PASSAGE FOR REVIEW:
Content-Length: xxxx
BEGIN:VCALENDAR
VERSION:2.0
PRODID:-//Example Corp.//CalDAV Client//EN
BEGIN:VFREEBUSY
ORGANIZER:
UID:76ef34-54a3d3@example.com
DTSTAMP:20070905T100000Z
DTSTART:20070901T080000Z
DTEND:20070931T080000Z
FREEBUSY:20070903T230000Z/20070904T010000Z
FREEBUSY;FBTYPE=BUSYTENTATIVE:
20070906T100000Z/20070906T120000Z
FREEBUSY:20070908T100000Z/20070908T120000Z
FREEBUSY:20070909T100000Z/20070909T120000Z
FREEBUSY;FBTYPE=BUSYUNAVAILABLE:
20070915T100000Z/20070917T120000Z
FREEBUSY:20070920T100000Z/20070922T120000Z
END:VFREEBUSY
END:VCALENDAR
EXAMPLE 5 — An URL for which the server does not have any data for that user
>> Request <<
GET /freebusy/user1@example.com?start=2012-12-
01T00:00:00-08:00&end=2012-12-31T00:00:00-08:00
HTTP/1.1
Host: www.example.com
>> Response <<
HTTP/1.1 404 No Data
8. Template URLs
In some cases, it may be useful for a client to understand the structure of the read URLs. One such example is a CalDAV server that publishes Freebusy data for an entire group of users.
Template URLs are defined in a draft specification available at URI-Templates. A client can request a read template URL that the client can then use to create normal, i.e. non template, URLs for different users on the same Freebusy server. The following table defines those keys clients must understand to successfully build a URL from a template.

DATA EXTRACT:
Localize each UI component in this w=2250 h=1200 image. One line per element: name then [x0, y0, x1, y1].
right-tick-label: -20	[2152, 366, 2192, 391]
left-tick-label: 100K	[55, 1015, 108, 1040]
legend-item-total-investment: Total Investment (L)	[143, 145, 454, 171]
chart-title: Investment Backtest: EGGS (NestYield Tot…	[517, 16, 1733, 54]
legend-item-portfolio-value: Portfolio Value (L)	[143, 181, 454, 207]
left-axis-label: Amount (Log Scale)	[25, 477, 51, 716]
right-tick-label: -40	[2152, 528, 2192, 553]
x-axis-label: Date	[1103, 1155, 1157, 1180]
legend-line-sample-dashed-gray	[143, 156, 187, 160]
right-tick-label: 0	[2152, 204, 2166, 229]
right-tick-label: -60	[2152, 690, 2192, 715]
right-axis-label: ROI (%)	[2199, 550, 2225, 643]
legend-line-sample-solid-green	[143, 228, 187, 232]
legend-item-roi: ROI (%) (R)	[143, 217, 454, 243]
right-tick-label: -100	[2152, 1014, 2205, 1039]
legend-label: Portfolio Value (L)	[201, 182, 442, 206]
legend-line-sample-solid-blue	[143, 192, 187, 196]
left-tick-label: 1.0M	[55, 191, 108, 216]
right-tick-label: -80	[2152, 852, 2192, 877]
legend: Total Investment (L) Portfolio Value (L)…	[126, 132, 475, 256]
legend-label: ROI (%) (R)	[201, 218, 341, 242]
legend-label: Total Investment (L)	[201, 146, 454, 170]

REQUIRED WORK: Resume the Freebusy URL text after its last sentence, "The following table defines those keys clients must understand to successfully build a URL from a template."

RESPONSE BOX:
| Template Key | Meaning |
|---|---|
| userid | The full userid such as “user1@example.com” |
| user | A userid without a domain, such as “user1” |
| domain | The domain part of a userid, such as “example.com” |
| token | An auth token that identifies the requesting user. |
9. IANA Considerations
This document does not require any actions on the part of IANA.
10. Security Considerations
For servers using the token approach for authentication, the token should be considered private. A client should take steps to safeguard the token. The token approach isn’t perfect security; a token could become more widely distributed than intended or anticipated.
Servers SHOULD provide a means for token values to be automatically or manually expired. Services SHOULD consider obfuscating the userid in a Freebusy URL. A service SHOULD prevent a client from probing for valid userids which might reveal private information about users such as their email address. A server MAY return an HTTP 404 error rather than an HTTP 403 error when the requester does not have permission to view the Freebusy information of the requested user.
Servers MAY support HTTP Authentication IETF RFC 2616 for access to the Freebusy URL content.
HTTP protocol transactions are sent in the clear over the network unless protection from snooping is negotiated. This can be accomplished by use of TLS, as defined in IETF RFC 2818. In particular, HTTP Basic authentication, as defined in IETF RFC 2616, MUST NOT be used unless TLS is in effect.
Servers MUST take adequate precautions to ensure that clients cannot consume excessive server resources (CPU, memory, disk, etc.) through intentionally malicious requests. For example, a request may be made for an inappropriate amount of time, e.g. 100 years. A server is free to fail such a request.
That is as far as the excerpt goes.